> _Problem_
Check each line of the material below for "بازگشایی", then copy the ones that contain it.

******************************

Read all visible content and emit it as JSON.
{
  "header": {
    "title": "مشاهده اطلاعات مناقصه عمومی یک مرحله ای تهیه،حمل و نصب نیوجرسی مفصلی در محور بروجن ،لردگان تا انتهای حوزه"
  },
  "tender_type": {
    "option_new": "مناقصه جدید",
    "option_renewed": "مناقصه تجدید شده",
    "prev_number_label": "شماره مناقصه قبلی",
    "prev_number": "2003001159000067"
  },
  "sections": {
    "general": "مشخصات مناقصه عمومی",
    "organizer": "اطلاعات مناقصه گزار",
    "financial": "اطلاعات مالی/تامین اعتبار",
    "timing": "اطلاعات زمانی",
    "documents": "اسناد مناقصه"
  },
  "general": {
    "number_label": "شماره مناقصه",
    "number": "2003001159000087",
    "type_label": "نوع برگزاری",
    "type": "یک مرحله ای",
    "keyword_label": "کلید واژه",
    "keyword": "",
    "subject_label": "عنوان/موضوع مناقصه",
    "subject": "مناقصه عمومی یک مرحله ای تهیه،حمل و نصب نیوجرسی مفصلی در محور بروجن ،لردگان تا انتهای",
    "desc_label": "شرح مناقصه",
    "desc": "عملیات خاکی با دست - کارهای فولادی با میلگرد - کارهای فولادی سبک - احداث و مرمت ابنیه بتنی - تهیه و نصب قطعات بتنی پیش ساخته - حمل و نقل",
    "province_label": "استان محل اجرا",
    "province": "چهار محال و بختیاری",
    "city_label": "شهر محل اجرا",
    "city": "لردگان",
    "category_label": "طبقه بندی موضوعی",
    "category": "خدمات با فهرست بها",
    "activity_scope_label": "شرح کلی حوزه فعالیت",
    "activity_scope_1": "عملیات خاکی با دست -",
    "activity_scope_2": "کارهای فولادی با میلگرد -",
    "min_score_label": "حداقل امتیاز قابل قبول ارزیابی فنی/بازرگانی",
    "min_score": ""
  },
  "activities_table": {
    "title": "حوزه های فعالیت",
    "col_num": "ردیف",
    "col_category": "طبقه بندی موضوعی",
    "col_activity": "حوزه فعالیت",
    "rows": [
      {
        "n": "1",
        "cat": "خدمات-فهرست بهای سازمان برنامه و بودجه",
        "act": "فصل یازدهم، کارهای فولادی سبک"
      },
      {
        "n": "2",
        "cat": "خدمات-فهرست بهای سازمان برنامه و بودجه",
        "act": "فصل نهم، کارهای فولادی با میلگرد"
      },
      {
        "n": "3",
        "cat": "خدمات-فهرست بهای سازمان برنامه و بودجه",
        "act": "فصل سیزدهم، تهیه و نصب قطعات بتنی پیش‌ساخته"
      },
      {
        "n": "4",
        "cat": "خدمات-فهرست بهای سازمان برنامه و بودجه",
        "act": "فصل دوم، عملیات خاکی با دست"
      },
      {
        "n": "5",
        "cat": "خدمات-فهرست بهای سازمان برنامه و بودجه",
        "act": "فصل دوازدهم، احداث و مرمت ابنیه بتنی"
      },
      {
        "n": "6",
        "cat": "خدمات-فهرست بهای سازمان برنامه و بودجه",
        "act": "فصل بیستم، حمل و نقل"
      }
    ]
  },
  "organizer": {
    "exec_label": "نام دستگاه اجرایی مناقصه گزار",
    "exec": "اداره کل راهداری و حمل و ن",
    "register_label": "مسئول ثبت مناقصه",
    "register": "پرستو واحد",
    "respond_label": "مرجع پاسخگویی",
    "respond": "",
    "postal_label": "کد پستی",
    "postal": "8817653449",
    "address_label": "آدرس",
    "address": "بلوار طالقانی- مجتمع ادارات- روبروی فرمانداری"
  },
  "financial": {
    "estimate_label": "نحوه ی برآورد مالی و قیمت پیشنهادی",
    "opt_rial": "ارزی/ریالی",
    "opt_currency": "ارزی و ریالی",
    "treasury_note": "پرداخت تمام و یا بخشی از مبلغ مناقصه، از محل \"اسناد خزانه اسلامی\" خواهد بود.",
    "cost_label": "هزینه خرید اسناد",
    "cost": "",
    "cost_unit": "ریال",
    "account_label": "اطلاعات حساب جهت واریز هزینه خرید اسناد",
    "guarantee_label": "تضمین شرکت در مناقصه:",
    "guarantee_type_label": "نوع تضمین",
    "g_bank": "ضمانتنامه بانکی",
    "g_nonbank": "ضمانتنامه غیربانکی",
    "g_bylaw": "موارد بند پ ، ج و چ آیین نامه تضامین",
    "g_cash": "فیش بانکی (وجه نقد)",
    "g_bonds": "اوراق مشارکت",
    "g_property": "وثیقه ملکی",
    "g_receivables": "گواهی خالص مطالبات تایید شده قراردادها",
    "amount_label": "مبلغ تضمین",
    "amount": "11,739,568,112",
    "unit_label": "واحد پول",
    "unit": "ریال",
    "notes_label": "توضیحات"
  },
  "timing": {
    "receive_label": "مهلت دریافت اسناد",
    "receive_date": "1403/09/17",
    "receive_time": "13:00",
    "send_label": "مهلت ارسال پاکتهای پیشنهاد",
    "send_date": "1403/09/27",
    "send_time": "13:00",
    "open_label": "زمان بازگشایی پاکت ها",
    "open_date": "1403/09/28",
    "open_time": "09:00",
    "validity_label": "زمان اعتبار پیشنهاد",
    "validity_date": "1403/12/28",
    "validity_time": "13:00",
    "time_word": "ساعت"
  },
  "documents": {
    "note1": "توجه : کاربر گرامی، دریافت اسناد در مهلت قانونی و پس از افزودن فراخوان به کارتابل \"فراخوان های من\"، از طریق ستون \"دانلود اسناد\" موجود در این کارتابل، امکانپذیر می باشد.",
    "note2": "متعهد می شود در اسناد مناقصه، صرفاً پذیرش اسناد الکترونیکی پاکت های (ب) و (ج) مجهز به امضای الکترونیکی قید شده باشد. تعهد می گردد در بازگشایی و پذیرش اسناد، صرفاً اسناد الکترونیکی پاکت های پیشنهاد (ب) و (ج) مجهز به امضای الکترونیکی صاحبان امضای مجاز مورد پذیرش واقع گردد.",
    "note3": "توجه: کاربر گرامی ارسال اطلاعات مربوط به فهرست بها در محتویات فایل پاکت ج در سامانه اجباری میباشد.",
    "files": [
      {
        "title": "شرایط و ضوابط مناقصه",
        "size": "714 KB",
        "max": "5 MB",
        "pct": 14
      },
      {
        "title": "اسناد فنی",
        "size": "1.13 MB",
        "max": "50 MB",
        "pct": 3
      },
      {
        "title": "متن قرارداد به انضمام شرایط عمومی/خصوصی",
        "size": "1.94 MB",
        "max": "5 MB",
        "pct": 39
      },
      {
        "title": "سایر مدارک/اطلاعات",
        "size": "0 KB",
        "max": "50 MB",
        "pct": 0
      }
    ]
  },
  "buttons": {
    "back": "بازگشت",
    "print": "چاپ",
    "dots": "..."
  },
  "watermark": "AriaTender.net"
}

******************************

> _Answer to the task_
    "open_label": "زمان بازگشایی پاکت ها",
    "note2": "متعهد می شود در اسناد مناقصه، صرفاً پذیرش اسناد الکترونیکی پاکت های (ب) و (ج) مجهز به امضای الکترونیکی قید شده باشد. تعهد می گردد در بازگشایی و پذیرش اسناد، صرفاً اسناد الکترونیکی پاکت های پیشنهاد (ب) و (ج) مجهز به امضای الکترونیکی صاحبان امضای مجاز مورد پذیرش واقع گردد.",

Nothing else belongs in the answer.